Aim of the exercise:
Search the listing for the string "this" and copy every line that contains it.

Data extract:
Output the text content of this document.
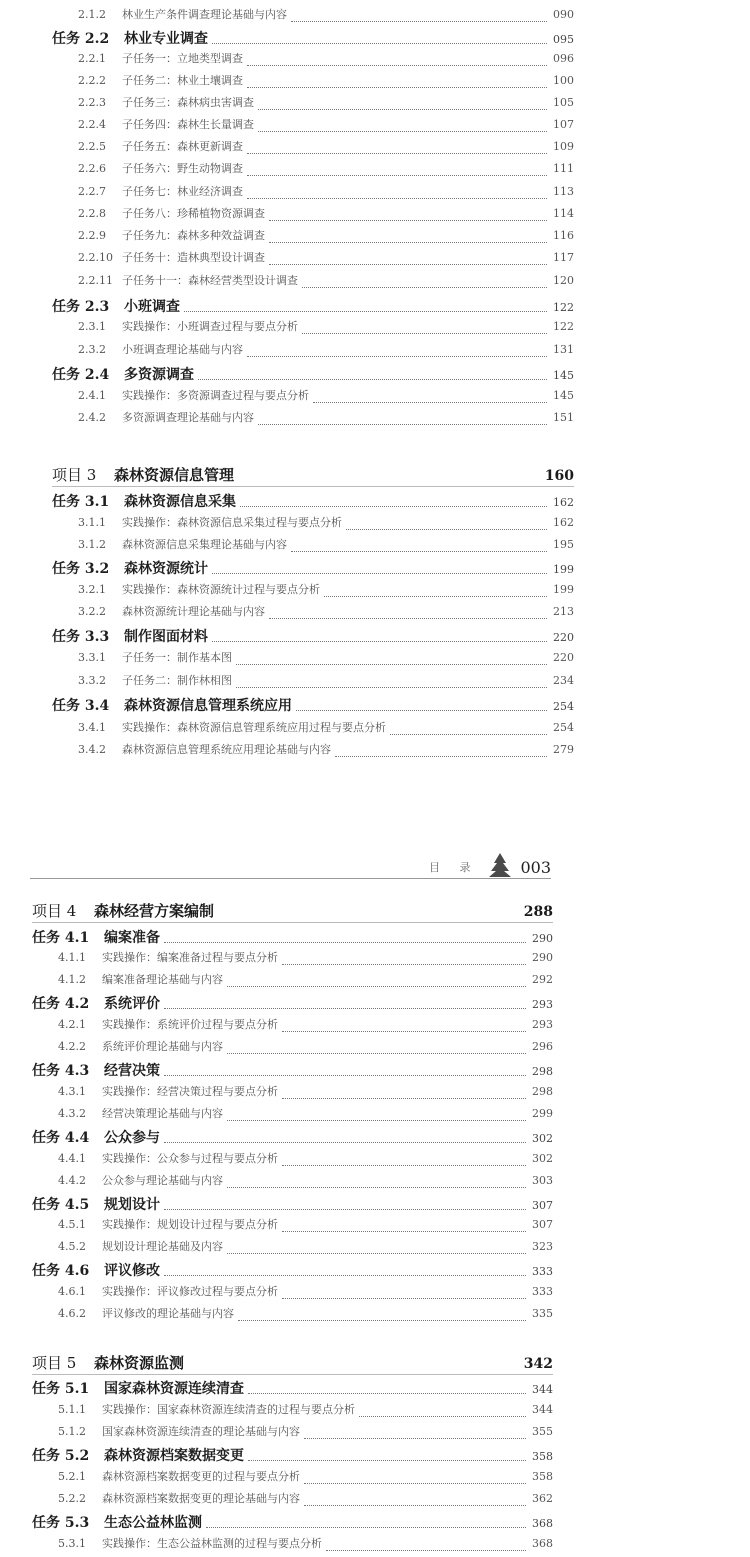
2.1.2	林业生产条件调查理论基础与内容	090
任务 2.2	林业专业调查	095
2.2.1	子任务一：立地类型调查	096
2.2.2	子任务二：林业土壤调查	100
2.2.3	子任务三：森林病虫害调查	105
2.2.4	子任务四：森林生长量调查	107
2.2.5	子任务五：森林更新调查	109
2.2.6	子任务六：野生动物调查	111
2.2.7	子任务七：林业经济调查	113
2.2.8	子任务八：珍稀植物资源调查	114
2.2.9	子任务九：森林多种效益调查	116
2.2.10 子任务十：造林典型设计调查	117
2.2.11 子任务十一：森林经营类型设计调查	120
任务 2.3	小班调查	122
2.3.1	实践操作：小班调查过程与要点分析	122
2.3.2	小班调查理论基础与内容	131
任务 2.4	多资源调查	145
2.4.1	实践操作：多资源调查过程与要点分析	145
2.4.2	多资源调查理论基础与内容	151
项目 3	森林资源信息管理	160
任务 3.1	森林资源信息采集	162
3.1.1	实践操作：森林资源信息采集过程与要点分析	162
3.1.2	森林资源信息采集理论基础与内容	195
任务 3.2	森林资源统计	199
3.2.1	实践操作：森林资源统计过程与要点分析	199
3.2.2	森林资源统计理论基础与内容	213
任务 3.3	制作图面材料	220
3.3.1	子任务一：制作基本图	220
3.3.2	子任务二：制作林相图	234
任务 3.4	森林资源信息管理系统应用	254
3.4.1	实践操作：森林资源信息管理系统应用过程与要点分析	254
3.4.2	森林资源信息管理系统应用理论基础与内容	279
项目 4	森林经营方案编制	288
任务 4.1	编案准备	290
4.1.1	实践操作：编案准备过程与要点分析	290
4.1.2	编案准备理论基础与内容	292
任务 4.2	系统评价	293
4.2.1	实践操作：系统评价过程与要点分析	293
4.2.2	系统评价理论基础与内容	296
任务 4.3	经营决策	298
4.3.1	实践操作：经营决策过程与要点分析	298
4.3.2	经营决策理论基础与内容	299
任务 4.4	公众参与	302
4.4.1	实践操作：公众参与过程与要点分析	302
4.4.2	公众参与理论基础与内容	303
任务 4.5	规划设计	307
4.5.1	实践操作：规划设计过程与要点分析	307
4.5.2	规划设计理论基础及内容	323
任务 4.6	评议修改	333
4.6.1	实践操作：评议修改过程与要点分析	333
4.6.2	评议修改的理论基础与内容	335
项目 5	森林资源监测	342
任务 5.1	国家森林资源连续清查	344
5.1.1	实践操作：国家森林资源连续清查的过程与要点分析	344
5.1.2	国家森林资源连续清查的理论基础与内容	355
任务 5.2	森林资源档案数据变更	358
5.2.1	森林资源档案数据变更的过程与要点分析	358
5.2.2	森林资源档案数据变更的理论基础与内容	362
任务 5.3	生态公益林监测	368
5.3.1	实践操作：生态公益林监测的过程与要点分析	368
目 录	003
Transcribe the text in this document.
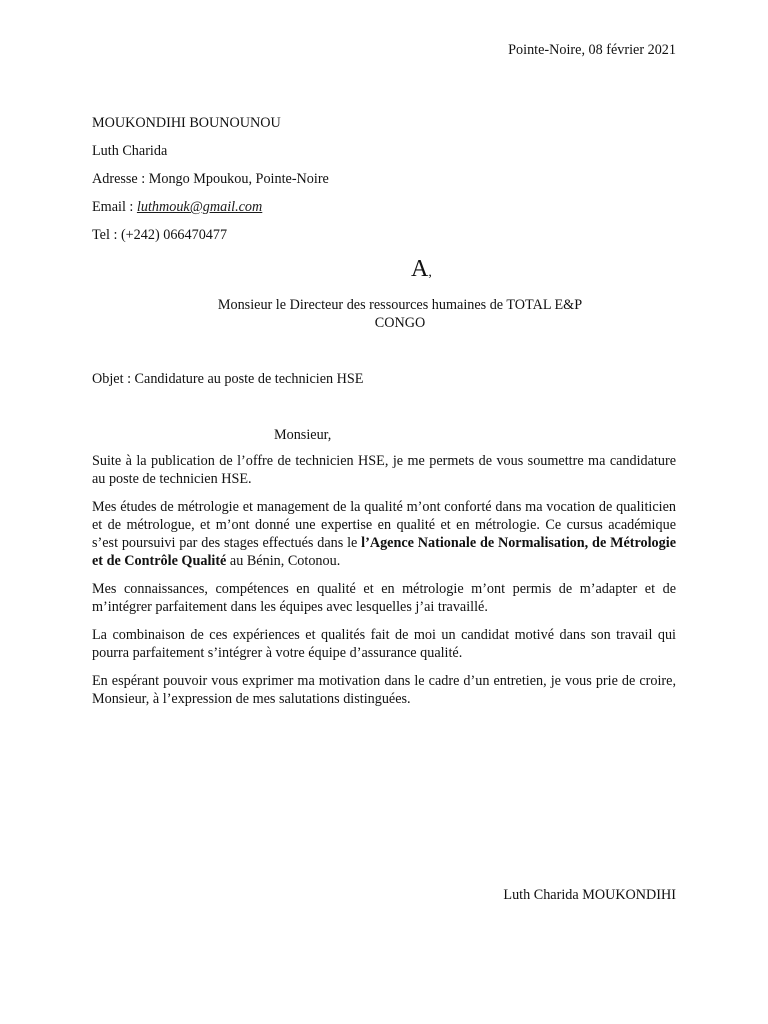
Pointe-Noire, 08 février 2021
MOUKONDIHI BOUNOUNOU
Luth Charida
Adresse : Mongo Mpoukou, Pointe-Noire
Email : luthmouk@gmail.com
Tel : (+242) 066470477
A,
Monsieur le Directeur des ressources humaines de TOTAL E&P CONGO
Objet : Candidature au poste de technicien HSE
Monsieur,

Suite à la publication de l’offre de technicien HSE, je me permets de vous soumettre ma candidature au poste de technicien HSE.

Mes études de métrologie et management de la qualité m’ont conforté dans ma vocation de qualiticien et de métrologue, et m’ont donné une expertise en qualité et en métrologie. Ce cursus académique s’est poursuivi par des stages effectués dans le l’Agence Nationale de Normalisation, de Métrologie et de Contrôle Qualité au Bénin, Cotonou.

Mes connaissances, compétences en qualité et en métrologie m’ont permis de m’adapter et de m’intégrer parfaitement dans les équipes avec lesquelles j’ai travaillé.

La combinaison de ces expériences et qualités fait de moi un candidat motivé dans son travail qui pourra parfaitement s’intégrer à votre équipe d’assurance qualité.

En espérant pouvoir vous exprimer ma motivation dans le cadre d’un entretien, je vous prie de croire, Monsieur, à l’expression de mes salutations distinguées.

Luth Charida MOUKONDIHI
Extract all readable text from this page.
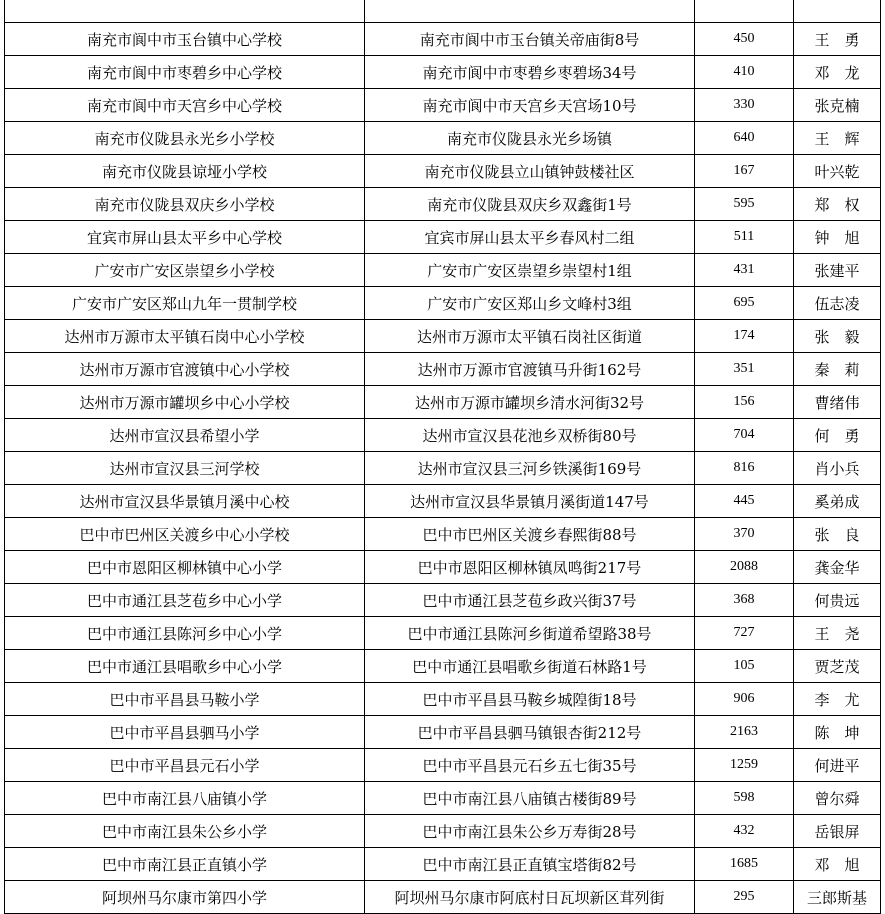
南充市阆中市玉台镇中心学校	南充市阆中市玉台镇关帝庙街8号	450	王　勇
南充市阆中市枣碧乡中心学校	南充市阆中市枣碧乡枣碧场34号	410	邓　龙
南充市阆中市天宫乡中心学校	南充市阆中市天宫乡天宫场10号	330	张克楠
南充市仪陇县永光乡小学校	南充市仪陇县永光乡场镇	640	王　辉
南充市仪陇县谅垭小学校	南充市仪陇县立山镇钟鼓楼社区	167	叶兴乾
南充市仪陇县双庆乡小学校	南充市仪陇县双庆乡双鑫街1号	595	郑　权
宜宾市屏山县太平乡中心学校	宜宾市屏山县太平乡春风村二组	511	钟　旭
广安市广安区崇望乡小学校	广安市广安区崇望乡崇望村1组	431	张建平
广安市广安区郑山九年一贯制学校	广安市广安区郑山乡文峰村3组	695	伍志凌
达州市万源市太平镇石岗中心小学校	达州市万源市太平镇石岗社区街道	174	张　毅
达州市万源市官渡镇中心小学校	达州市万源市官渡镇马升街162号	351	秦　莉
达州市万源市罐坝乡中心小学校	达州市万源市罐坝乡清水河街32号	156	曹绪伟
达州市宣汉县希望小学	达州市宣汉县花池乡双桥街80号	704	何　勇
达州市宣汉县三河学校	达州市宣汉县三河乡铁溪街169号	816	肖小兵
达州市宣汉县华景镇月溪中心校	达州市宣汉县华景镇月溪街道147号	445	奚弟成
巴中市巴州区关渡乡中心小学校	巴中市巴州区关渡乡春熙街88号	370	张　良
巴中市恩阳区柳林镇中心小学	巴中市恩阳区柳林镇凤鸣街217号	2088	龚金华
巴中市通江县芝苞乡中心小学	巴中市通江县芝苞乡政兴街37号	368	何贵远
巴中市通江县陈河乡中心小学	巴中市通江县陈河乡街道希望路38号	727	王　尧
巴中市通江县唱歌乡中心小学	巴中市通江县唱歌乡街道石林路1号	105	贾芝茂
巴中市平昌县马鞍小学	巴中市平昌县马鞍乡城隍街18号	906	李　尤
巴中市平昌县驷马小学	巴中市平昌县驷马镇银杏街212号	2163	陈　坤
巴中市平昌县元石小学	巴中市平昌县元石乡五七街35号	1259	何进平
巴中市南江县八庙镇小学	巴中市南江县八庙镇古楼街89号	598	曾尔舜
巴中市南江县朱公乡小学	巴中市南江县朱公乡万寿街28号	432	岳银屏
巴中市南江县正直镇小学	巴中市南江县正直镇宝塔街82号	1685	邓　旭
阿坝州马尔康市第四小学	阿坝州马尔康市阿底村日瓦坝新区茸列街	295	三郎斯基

* * *

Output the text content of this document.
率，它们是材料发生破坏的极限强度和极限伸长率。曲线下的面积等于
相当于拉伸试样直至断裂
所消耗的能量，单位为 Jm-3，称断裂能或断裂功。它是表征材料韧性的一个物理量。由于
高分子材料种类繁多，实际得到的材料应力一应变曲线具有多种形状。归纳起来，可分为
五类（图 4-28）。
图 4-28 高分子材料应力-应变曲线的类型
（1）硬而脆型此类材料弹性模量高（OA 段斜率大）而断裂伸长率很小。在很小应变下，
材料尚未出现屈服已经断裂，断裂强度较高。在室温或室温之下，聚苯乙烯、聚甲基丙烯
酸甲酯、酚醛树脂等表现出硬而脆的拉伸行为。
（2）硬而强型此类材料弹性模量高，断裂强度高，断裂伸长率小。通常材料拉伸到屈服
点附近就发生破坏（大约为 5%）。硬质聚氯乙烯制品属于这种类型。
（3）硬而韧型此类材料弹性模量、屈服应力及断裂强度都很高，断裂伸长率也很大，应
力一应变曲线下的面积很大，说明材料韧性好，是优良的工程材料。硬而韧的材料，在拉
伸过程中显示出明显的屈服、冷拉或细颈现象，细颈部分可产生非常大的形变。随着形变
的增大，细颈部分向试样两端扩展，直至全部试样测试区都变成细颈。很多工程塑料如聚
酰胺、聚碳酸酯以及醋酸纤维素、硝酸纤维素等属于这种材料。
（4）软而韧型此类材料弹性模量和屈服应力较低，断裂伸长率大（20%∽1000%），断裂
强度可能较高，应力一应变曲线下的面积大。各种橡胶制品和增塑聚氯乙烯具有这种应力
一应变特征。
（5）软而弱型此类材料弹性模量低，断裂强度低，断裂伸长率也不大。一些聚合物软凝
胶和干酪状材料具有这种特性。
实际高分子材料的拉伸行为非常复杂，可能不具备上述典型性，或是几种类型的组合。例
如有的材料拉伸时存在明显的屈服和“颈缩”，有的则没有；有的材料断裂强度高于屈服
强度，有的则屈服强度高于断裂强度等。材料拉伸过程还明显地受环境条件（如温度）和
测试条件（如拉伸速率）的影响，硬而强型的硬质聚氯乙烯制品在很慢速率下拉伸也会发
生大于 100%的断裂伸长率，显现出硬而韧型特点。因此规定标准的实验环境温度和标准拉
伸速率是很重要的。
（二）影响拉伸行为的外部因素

---

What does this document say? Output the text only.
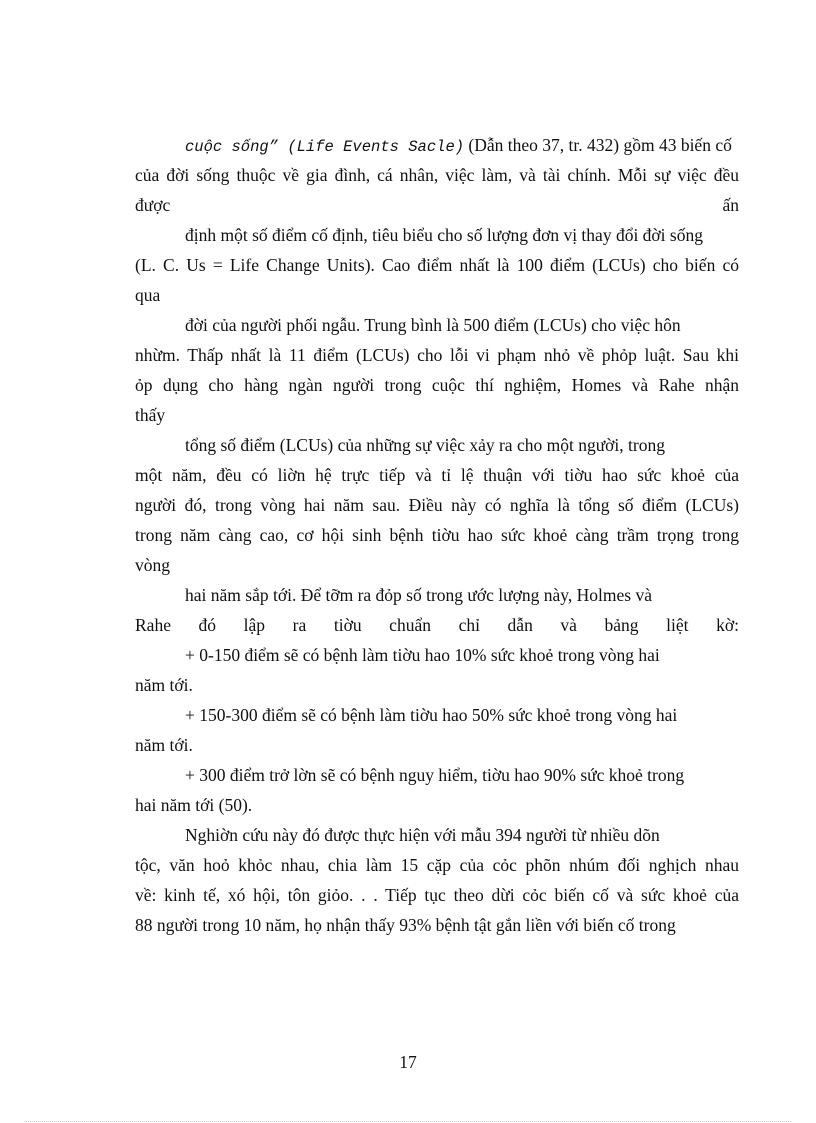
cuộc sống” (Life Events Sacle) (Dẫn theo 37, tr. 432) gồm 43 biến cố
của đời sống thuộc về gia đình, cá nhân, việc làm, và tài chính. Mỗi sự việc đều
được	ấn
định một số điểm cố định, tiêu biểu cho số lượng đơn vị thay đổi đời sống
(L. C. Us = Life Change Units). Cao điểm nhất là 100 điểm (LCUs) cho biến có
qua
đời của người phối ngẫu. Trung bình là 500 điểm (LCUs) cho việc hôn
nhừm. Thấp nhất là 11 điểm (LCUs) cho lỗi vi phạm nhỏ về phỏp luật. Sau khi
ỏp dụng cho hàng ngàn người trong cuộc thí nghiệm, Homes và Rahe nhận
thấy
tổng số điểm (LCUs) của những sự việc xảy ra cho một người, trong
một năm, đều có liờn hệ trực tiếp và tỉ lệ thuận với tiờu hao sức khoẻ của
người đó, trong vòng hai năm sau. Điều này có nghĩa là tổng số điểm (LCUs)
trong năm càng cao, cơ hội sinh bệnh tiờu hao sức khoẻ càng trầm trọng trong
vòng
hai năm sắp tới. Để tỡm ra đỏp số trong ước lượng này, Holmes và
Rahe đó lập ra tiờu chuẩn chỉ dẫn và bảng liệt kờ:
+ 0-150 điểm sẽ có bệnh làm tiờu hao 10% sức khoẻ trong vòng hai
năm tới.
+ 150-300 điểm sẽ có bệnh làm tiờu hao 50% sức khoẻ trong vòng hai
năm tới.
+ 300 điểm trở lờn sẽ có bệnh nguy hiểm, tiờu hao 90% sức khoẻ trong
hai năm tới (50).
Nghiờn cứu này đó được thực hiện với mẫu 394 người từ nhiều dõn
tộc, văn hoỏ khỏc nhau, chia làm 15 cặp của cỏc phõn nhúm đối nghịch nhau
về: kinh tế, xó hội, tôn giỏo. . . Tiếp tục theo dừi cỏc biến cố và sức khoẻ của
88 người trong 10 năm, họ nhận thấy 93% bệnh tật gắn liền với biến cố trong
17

Exercise response:
Output the text content of this document.
Transcribe the text in this document.
Extract all readable text from this page.
Output the text content of this document.
What does this document say? Output the text only.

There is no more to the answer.